- THE TASK
Of all the lines in the data below, how many contain "resultados"? Report that number alone.

Data records:
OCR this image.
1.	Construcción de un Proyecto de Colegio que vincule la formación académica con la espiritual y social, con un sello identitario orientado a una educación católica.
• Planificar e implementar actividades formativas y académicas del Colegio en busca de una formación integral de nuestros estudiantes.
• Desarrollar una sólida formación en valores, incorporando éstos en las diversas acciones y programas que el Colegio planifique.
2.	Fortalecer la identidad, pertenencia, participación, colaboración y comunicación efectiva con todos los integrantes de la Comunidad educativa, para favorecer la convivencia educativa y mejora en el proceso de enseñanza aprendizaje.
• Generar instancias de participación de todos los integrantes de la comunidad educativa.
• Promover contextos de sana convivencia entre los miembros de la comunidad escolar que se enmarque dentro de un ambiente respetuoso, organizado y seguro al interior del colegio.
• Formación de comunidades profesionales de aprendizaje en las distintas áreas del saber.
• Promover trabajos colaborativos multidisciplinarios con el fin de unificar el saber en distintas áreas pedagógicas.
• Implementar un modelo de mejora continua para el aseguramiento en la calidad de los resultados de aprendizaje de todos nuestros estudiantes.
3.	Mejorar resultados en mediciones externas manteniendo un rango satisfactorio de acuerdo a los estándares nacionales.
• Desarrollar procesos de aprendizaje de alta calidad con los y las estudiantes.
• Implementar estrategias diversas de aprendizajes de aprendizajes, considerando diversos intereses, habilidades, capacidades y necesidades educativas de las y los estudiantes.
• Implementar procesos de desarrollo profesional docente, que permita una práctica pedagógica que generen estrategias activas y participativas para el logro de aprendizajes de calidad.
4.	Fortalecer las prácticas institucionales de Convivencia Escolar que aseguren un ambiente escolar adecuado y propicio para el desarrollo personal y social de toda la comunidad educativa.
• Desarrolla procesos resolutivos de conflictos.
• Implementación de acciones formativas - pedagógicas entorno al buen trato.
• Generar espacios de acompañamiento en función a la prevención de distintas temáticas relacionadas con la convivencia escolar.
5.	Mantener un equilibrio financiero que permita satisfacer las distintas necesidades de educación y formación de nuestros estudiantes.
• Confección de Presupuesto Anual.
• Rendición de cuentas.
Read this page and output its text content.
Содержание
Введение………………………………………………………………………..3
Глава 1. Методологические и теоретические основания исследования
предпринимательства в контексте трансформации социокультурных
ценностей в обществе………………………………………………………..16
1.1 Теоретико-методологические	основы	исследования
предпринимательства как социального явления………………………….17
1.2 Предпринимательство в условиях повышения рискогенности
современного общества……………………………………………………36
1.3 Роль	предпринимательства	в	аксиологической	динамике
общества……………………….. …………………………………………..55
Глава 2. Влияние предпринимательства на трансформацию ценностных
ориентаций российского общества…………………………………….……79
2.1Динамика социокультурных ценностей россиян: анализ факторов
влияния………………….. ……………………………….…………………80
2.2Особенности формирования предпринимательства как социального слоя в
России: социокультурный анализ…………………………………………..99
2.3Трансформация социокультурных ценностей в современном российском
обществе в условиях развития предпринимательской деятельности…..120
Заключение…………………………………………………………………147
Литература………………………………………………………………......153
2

- SOLVED PROBLEM
2